-- STATED TASK --
Below are records to be output exactly, every one of them.

_ _ _

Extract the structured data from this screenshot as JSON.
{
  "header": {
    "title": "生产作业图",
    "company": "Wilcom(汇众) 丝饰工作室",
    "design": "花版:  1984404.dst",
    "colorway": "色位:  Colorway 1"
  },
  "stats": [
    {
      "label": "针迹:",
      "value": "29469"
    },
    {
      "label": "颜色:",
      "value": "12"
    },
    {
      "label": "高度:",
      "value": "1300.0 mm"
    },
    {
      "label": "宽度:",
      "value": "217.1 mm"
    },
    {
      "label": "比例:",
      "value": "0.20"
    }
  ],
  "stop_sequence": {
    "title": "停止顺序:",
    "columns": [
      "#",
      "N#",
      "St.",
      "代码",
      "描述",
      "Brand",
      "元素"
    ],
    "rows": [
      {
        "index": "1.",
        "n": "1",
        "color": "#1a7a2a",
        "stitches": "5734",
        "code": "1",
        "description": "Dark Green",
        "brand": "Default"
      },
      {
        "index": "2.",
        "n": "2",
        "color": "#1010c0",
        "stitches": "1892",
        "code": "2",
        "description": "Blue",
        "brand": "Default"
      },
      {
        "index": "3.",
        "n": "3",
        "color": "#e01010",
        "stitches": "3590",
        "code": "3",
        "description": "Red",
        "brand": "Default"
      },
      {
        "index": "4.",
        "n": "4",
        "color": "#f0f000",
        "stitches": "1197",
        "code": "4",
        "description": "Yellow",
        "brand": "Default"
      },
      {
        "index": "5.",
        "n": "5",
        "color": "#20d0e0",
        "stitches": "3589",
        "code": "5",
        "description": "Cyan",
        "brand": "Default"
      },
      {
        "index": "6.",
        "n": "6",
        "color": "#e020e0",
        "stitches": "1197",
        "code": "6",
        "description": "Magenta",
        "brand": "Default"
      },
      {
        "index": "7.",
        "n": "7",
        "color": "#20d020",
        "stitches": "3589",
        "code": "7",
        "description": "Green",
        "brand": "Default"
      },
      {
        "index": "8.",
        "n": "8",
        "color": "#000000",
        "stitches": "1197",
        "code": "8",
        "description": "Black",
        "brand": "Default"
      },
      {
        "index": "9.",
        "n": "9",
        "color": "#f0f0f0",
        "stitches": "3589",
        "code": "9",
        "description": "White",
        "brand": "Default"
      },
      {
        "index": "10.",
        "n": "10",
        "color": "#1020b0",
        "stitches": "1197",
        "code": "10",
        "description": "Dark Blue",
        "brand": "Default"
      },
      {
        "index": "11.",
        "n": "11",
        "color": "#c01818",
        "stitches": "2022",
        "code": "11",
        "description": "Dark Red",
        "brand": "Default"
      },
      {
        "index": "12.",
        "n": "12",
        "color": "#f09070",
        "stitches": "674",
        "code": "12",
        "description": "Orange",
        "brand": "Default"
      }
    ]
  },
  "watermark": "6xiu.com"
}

_ _ _

-- CORRECT RESULT --
Extract the structured data from this screenshot as JSON.
{
  "header": {
    "title": "生产作业图",
    "company": "Wilcom(汇众) 丝饰工作室",
    "design": "花版:  1984404.dst",
    "colorway": "色位:  Colorway 1"
  },
  "stats": [
    {
      "label": "针迹:",
      "value": "29469"
    },
    {
      "label": "颜色:",
      "value": "12"
    },
    {
      "label": "高度:",
      "value": "1300.0 mm"
    },
    {
      "label": "宽度:",
      "value": "217.1 mm"
    },
    {
      "label": "比例:",
      "value": "0.20"
    }
  ],
  "stop_sequence": {
    "title": "停止顺序:",
    "columns": [
      "#",
      "N#",
      "St.",
      "代码",
      "描述",
      "Brand",
      "元素"
    ],
    "rows": [
      {
        "index": "1.",
        "n": "1",
        "color": "#1a7a2a",
        "stitches": "5734",
        "code": "1",
        "description": "Dark Green",
        "brand": "Default"
      },
      {
        "index": "2.",
        "n": "2",
        "color": "#1010c0",
        "stitches": "1892",
        "code": "2",
        "description": "Blue",
        "brand": "Default"
      },
      {
        "index": "3.",
        "n": "3",
        "color": "#e01010",
        "stitches": "3590",
        "code": "3",
        "description": "Red",
        "brand": "Default"
      },
      {
        "index": "4.",
        "n": "4",
        "color": "#f0f000",
        "stitches": "1197",
        "code": "4",
        "description": "Yellow",
        "brand": "Default"
      },
      {
        "index": "5.",
        "n": "5",
        "color": "#20d0e0",
        "stitches": "3589",
        "code": "5",
        "description": "Cyan",
        "brand": "Default"
      },
      {
        "index": "6.",
        "n": "6",
        "color": "#e020e0",
        "stitches": "1197",
        "code": "6",
        "description": "Magenta",
        "brand": "Default"
      },
      {
        "index": "7.",
        "n": "7",
        "color": "#20d020",
        "stitches": "3589",
        "code": "7",
        "description": "Green",
        "brand": "Default"
      },
      {
        "index": "8.",
        "n": "8",
        "color": "#000000",
        "stitches": "1197",
        "code": "8",
        "description": "Black",
        "brand": "Default"
      },
      {
        "index": "9.",
        "n": "9",
        "color": "#f0f0f0",
        "stitches": "3589",
        "code": "9",
        "description": "White",
        "brand": "Default"
      },
      {
        "index": "10.",
        "n": "10",
        "color": "#1020b0",
        "stitches": "1197",
        "code": "10",
        "description": "Dark Blue",
        "brand": "Default"
      },
      {
        "index": "11.",
        "n": "11",
        "color": "#c01818",
        "stitches": "2022",
        "code": "11",
        "description": "Dark Red",
        "brand": "Default"
      },
      {
        "index": "12.",
        "n": "12",
        "color": "#f09070",
        "stitches": "674",
        "code": "12",
        "description": "Orange",
        "brand": "Default"
      }
    ]
  },
  "watermark": "6xiu.com"
}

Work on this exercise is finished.